** Supplied data **
════════════════════

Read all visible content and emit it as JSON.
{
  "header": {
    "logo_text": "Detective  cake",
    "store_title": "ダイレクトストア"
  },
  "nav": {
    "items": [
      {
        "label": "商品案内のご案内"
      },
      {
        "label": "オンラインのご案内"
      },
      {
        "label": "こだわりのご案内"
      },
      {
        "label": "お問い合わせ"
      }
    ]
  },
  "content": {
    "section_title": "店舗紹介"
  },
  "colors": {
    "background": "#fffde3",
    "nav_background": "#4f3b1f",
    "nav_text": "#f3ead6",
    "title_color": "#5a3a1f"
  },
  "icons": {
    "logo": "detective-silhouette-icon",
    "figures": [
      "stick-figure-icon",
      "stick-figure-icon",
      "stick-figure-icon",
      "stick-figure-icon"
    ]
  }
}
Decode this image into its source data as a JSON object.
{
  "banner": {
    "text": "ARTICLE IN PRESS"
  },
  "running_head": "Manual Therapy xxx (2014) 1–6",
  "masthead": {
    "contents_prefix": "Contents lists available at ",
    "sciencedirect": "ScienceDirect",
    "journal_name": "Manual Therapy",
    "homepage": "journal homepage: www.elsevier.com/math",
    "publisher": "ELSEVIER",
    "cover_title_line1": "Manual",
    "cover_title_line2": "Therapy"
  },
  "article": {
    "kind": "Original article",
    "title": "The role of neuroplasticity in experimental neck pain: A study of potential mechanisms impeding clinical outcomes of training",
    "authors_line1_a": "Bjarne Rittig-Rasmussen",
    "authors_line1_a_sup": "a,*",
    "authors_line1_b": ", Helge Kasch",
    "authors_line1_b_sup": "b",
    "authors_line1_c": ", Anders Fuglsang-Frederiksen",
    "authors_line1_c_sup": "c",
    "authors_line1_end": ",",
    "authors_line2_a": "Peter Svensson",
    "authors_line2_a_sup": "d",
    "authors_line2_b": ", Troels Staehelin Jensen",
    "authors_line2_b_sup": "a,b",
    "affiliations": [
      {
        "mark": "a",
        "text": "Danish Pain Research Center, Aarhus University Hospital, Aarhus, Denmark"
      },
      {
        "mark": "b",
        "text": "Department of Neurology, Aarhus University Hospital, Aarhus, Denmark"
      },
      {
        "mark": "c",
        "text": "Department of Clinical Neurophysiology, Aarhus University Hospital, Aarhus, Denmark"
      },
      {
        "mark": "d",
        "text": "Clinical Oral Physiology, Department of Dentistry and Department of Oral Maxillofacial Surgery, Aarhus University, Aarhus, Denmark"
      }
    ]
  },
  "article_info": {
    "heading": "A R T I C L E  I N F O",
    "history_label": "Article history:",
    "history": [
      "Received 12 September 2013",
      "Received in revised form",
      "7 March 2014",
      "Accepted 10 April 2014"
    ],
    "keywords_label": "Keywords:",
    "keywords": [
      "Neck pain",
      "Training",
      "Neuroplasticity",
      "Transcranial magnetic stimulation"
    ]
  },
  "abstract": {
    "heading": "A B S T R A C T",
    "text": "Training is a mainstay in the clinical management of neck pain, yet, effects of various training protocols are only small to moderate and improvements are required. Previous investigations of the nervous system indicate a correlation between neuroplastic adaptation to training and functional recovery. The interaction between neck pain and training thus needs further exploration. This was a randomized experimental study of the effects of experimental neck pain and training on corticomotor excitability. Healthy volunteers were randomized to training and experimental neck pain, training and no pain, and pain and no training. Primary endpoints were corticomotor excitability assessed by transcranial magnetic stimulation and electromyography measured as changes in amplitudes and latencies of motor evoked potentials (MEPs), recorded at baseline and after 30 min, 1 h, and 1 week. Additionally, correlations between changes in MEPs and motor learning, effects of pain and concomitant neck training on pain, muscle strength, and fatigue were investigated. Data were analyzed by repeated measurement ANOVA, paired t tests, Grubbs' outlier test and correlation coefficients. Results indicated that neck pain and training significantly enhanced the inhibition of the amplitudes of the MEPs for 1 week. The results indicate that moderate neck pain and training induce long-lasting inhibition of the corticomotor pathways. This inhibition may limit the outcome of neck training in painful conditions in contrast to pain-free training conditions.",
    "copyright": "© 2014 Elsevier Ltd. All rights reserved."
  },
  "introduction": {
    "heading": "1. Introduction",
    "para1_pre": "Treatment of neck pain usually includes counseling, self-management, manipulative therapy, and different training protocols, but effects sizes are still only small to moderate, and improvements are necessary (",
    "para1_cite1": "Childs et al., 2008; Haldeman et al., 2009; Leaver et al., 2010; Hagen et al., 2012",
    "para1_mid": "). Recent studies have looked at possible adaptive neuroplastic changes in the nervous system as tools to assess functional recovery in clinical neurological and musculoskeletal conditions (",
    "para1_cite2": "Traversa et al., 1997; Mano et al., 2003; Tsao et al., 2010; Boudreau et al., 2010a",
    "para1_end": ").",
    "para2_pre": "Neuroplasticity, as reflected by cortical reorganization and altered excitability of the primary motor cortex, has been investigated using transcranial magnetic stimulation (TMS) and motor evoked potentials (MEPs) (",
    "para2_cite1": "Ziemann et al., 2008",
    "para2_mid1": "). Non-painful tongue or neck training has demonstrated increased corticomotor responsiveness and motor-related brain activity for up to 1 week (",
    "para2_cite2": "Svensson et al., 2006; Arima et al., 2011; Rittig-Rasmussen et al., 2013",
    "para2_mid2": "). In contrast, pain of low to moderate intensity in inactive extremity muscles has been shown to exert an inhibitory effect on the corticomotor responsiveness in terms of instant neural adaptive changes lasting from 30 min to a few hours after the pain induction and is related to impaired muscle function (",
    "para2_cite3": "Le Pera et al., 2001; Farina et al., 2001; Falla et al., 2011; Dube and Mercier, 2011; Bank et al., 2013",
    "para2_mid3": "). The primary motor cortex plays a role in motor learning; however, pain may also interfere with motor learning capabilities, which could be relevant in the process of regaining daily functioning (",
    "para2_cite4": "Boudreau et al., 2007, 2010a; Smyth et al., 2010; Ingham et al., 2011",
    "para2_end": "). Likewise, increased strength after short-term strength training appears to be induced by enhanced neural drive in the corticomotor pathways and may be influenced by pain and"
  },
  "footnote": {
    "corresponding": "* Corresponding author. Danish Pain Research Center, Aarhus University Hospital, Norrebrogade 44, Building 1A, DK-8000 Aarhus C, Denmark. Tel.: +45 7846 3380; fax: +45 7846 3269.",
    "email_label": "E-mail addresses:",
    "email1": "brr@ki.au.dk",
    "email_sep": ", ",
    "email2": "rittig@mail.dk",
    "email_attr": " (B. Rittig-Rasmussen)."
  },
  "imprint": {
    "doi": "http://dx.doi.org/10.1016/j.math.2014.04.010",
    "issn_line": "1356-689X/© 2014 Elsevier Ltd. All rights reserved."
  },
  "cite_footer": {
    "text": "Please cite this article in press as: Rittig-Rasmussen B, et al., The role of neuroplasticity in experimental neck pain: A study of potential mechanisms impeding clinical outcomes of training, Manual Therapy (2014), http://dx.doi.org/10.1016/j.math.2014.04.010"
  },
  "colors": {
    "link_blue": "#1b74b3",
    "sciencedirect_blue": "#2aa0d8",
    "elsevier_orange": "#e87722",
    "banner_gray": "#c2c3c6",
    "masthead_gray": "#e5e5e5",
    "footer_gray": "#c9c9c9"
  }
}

════════════════════

** Exercise aim **
Reproduce every record, matching each line exactly.

** Response to the task **
Read all visible content and emit it as JSON.
{
  "header": {
    "logo_text": "Detective  cake",
    "store_title": "ダイレクトストア"
  },
  "nav": {
    "items": [
      {
        "label": "商品案内のご案内"
      },
      {
        "label": "オンラインのご案内"
      },
      {
        "label": "こだわりのご案内"
      },
      {
        "label": "お問い合わせ"
      }
    ]
  },
  "content": {
    "section_title": "店舗紹介"
  },
  "colors": {
    "background": "#fffde3",
    "nav_background": "#4f3b1f",
    "nav_text": "#f3ead6",
    "title_color": "#5a3a1f"
  },
  "icons": {
    "logo": "detective-silhouette-icon",
    "figures": [
      "stick-figure-icon",
      "stick-figure-icon",
      "stick-figure-icon",
      "stick-figure-icon"
    ]
  }
}
Decode this image into its source data as a JSON object.
{
  "banner": {
    "text": "ARTICLE IN PRESS"
  },
  "running_head": "Manual Therapy xxx (2014) 1–6",
  "masthead": {
    "contents_prefix": "Contents lists available at ",
    "sciencedirect": "ScienceDirect",
    "journal_name": "Manual Therapy",
    "homepage": "journal homepage: www.elsevier.com/math",
    "publisher": "ELSEVIER",
    "cover_title_line1": "Manual",
    "cover_title_line2": "Therapy"
  },
  "article": {
    "kind": "Original article",
    "title": "The role of neuroplasticity in experimental neck pain: A study of potential mechanisms impeding clinical outcomes of training",
    "authors_line1_a": "Bjarne Rittig-Rasmussen",
    "authors_line1_a_sup": "a,*",
    "authors_line1_b": ", Helge Kasch",
    "authors_line1_b_sup": "b",
    "authors_line1_c": ", Anders Fuglsang-Frederiksen",
    "authors_line1_c_sup": "c",
    "authors_line1_end": ",",
    "authors_line2_a": "Peter Svensson",
    "authors_line2_a_sup": "d",
    "authors_line2_b": ", Troels Staehelin Jensen",
    "authors_line2_b_sup": "a,b",
    "affiliations": [
      {
        "mark": "a",
        "text": "Danish Pain Research Center, Aarhus University Hospital, Aarhus, Denmark"
      },
      {
        "mark": "b",
        "text": "Department of Neurology, Aarhus University Hospital, Aarhus, Denmark"
      },
      {
        "mark": "c",
        "text": "Department of Clinical Neurophysiology, Aarhus University Hospital, Aarhus, Denmark"
      },
      {
        "mark": "d",
        "text": "Clinical Oral Physiology, Department of Dentistry and Department of Oral Maxillofacial Surgery, Aarhus University, Aarhus, Denmark"
      }
    ]
  },
  "article_info": {
    "heading": "A R T I C L E  I N F O",
    "history_label": "Article history:",
    "history": [
      "Received 12 September 2013",
      "Received in revised form",
      "7 March 2014",
      "Accepted 10 April 2014"
    ],
    "keywords_label": "Keywords:",
    "keywords": [
      "Neck pain",
      "Training",
      "Neuroplasticity",
      "Transcranial magnetic stimulation"
    ]
  },
  "abstract": {
    "heading": "A B S T R A C T",
    "text": "Training is a mainstay in the clinical management of neck pain, yet, effects of various training protocols are only small to moderate and improvements are required. Previous investigations of the nervous system indicate a correlation between neuroplastic adaptation to training and functional recovery. The interaction between neck pain and training thus needs further exploration. This was a randomized experimental study of the effects of experimental neck pain and training on corticomotor excitability. Healthy volunteers were randomized to training and experimental neck pain, training and no pain, and pain and no training. Primary endpoints were corticomotor excitability assessed by transcranial magnetic stimulation and electromyography measured as changes in amplitudes and latencies of motor evoked potentials (MEPs), recorded at baseline and after 30 min, 1 h, and 1 week. Additionally, correlations between changes in MEPs and motor learning, effects of pain and concomitant neck training on pain, muscle strength, and fatigue were investigated. Data were analyzed by repeated measurement ANOVA, paired t tests, Grubbs' outlier test and correlation coefficients. Results indicated that neck pain and training significantly enhanced the inhibition of the amplitudes of the MEPs for 1 week. The results indicate that moderate neck pain and training induce long-lasting inhibition of the corticomotor pathways. This inhibition may limit the outcome of neck training in painful conditions in contrast to pain-free training conditions.",
    "copyright": "© 2014 Elsevier Ltd. All rights reserved."
  },
  "introduction": {
    "heading": "1. Introduction",
    "para1_pre": "Treatment of neck pain usually includes counseling, self-management, manipulative therapy, and different training protocols, but effects sizes are still only small to moderate, and improvements are necessary (",
    "para1_cite1": "Childs et al., 2008; Haldeman et al., 2009; Leaver et al., 2010; Hagen et al., 2012",
    "para1_mid": "). Recent studies have looked at possible adaptive neuroplastic changes in the nervous system as tools to assess functional recovery in clinical neurological and musculoskeletal conditions (",
    "para1_cite2": "Traversa et al., 1997; Mano et al., 2003; Tsao et al., 2010; Boudreau et al., 2010a",
    "para1_end": ").",
    "para2_pre": "Neuroplasticity, as reflected by cortical reorganization and altered excitability of the primary motor cortex, has been investigated using transcranial magnetic stimulation (TMS) and motor evoked potentials (MEPs) (",
    "para2_cite1": "Ziemann et al., 2008",
    "para2_mid1": "). Non-painful tongue or neck training has demonstrated increased corticomotor responsiveness and motor-related brain activity for up to 1 week (",
    "para2_cite2": "Svensson et al., 2006; Arima et al., 2011; Rittig-Rasmussen et al., 2013",
    "para2_mid2": "). In contrast, pain of low to moderate intensity in inactive extremity muscles has been shown to exert an inhibitory effect on the corticomotor responsiveness in terms of instant neural adaptive changes lasting from 30 min to a few hours after the pain induction and is related to impaired muscle function (",
    "para2_cite3": "Le Pera et al., 2001; Farina et al., 2001; Falla et al., 2011; Dube and Mercier, 2011; Bank et al., 2013",
    "para2_mid3": "). The primary motor cortex plays a role in motor learning; however, pain may also interfere with motor learning capabilities, which could be relevant in the process of regaining daily functioning (",
    "para2_cite4": "Boudreau et al., 2007, 2010a; Smyth et al., 2010; Ingham et al., 2011",
    "para2_end": "). Likewise, increased strength after short-term strength training appears to be induced by enhanced neural drive in the corticomotor pathways and may be influenced by pain and"
  },
  "footnote": {
    "corresponding": "* Corresponding author. Danish Pain Research Center, Aarhus University Hospital, Norrebrogade 44, Building 1A, DK-8000 Aarhus C, Denmark. Tel.: +45 7846 3380; fax: +45 7846 3269.",
    "email_label": "E-mail addresses:",
    "email1": "brr@ki.au.dk",
    "email_sep": ", ",
    "email2": "rittig@mail.dk",
    "email_attr": " (B. Rittig-Rasmussen)."
  },
  "imprint": {
    "doi": "http://dx.doi.org/10.1016/j.math.2014.04.010",
    "issn_line": "1356-689X/© 2014 Elsevier Ltd. All rights reserved."
  },
  "cite_footer": {
    "text": "Please cite this article in press as: Rittig-Rasmussen B, et al., The role of neuroplasticity in experimental neck pain: A study of potential mechanisms impeding clinical outcomes of training, Manual Therapy (2014), http://dx.doi.org/10.1016/j.math.2014.04.010"
  },
  "colors": {
    "link_blue": "#1b74b3",
    "sciencedirect_blue": "#2aa0d8",
    "elsevier_orange": "#e87722",
    "banner_gray": "#c2c3c6",
    "masthead_gray": "#e5e5e5",
    "footer_gray": "#c9c9c9"
  }
}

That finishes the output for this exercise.